-- START OF MATERIAL FOR THIS TASK --
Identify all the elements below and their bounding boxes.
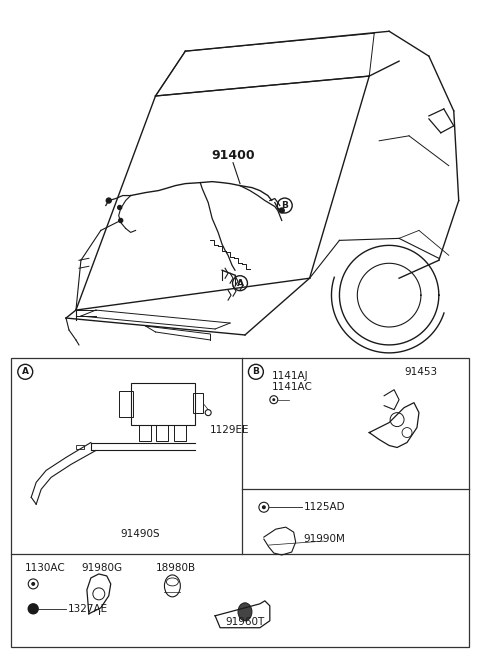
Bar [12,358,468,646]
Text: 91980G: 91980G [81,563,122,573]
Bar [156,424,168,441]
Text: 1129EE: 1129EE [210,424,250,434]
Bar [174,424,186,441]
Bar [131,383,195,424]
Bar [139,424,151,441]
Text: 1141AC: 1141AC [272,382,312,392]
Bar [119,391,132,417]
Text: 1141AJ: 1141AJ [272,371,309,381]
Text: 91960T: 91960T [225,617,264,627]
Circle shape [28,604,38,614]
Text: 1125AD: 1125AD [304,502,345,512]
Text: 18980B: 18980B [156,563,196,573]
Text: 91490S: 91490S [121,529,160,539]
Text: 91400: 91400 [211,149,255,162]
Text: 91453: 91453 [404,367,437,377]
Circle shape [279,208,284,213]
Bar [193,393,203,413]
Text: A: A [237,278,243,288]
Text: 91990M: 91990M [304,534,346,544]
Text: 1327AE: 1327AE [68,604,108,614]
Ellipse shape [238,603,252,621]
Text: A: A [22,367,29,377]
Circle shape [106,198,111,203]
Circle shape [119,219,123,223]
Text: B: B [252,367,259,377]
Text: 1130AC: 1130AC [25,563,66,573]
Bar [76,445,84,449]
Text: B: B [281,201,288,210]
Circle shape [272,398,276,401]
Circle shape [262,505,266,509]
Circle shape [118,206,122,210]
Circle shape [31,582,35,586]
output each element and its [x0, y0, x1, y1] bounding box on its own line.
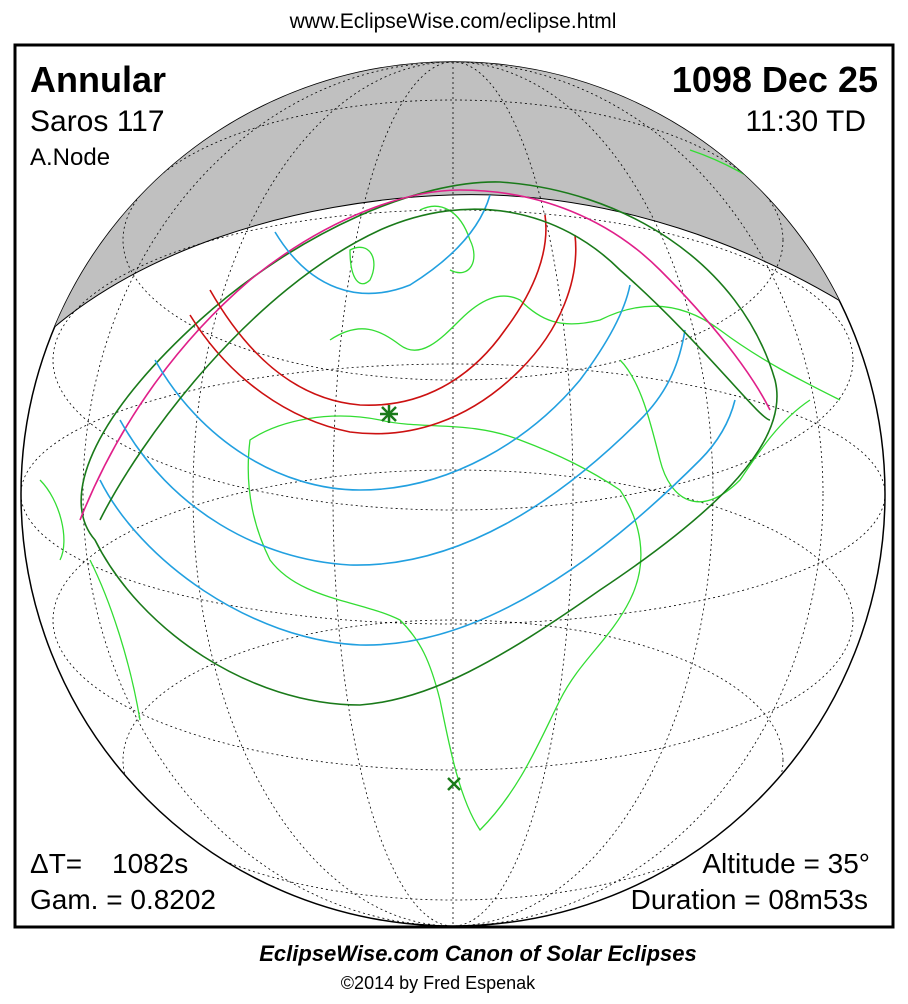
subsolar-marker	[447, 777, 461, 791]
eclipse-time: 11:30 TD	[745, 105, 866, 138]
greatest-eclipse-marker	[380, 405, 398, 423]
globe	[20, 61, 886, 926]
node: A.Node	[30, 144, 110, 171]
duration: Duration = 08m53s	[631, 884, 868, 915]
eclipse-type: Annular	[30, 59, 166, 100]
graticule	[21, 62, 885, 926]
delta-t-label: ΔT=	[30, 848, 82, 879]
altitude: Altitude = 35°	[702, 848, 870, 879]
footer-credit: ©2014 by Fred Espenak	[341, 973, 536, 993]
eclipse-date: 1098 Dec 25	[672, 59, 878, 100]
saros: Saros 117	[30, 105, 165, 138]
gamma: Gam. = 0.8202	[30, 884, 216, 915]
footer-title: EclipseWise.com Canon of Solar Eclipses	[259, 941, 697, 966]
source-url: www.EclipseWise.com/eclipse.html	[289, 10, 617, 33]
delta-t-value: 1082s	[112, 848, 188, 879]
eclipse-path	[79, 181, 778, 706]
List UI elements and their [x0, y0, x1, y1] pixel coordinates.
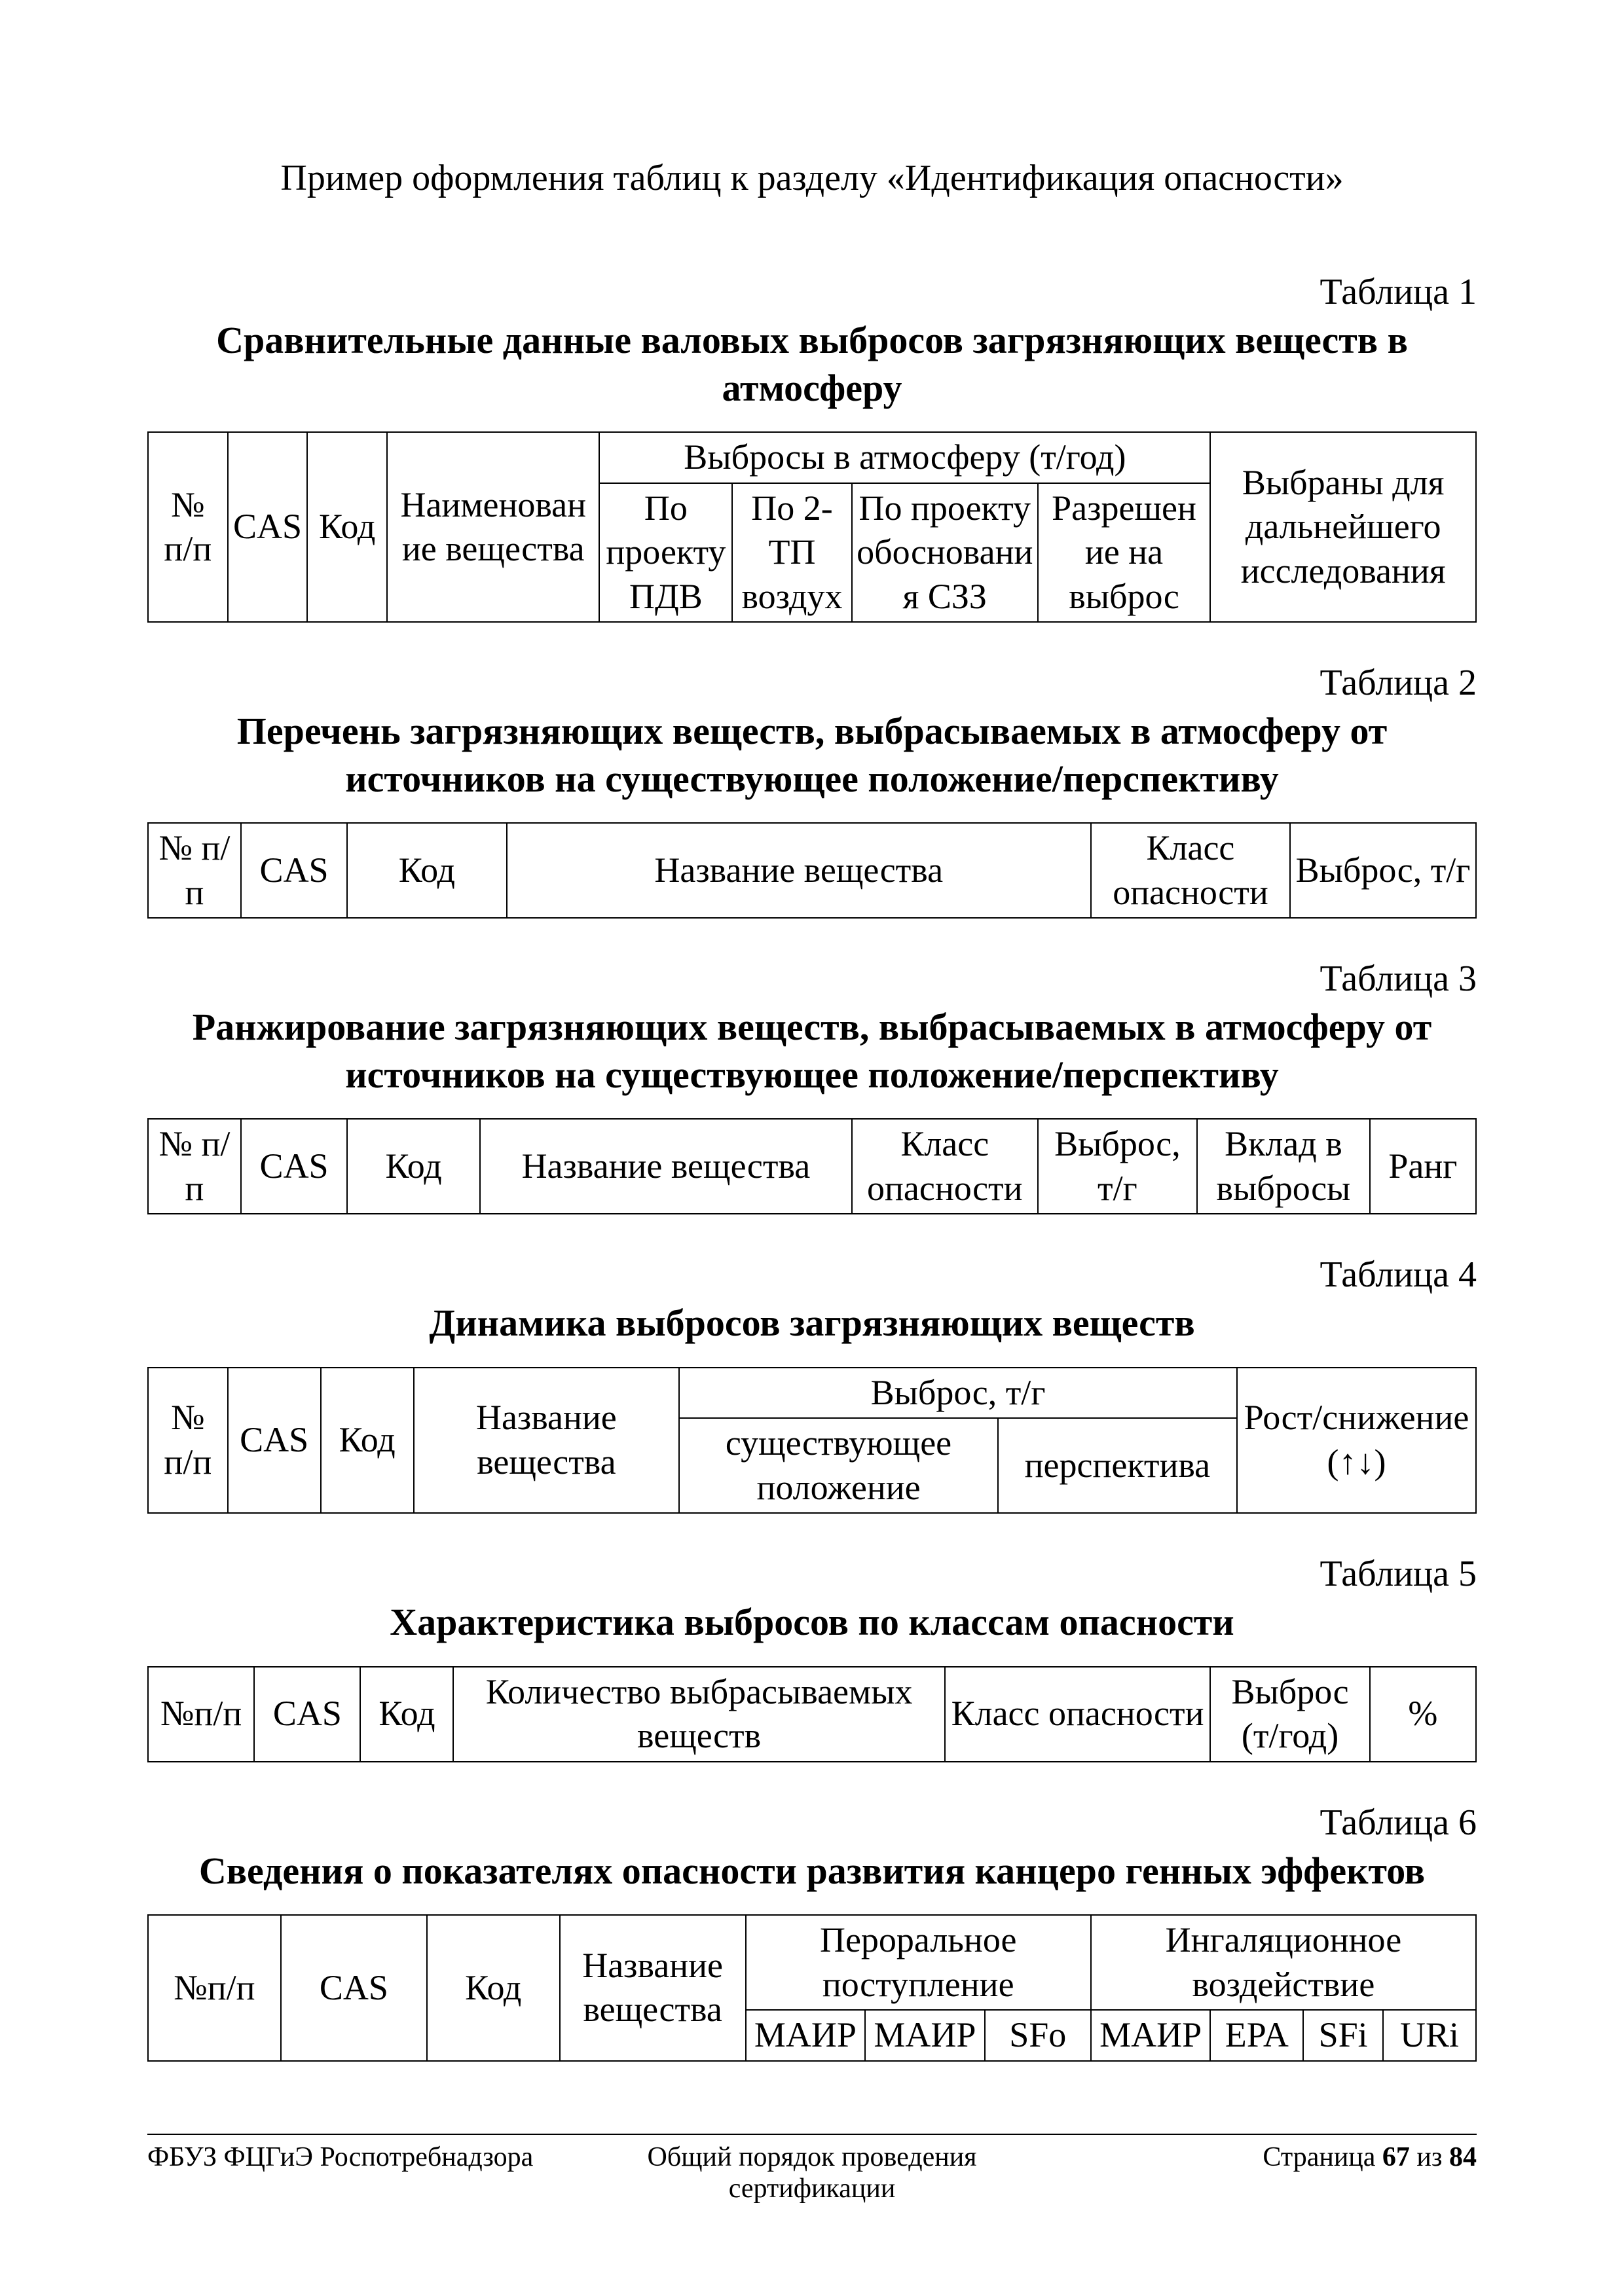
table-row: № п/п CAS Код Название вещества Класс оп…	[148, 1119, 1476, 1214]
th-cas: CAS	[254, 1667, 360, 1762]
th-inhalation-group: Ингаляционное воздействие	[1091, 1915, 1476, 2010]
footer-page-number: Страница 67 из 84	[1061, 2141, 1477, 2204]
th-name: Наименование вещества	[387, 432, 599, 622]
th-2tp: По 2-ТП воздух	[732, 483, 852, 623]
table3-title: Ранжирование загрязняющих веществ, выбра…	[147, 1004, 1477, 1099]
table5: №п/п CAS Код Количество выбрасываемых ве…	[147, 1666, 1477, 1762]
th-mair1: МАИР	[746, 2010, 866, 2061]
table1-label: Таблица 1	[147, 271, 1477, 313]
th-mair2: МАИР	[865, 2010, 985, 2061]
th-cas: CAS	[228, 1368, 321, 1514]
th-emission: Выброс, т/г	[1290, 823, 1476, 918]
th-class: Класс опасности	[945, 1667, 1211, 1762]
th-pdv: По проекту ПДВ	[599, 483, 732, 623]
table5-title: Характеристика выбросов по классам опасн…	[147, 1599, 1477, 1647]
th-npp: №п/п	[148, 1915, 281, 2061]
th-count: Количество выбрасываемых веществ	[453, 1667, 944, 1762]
-- END OF MATERIAL FOR THIS TASK --
OBJECTIVE ▸ Write out, character for character, the listing lines from the one that contains "table-row: № п/п" through the one that contains "table5: №п/п CAS", both included.

WRITTEN ANSWER ▸
table-row: № п/п CAS Код Название вещества Класс оп…	[148, 1119, 1476, 1214]
th-cas: CAS	[254, 1667, 360, 1762]
th-inhalation-group: Ингаляционное воздействие	[1091, 1915, 1476, 2010]
footer-page-number: Страница 67 из 84	[1061, 2141, 1477, 2204]
th-name: Наименование вещества	[387, 432, 599, 622]
th-2tp: По 2-ТП воздух	[732, 483, 852, 623]
table3-title: Ранжирование загрязняющих веществ, выбра…	[147, 1004, 1477, 1099]
table5: №п/п CAS Код Количество выбрасываемых ве…	[147, 1666, 1477, 1762]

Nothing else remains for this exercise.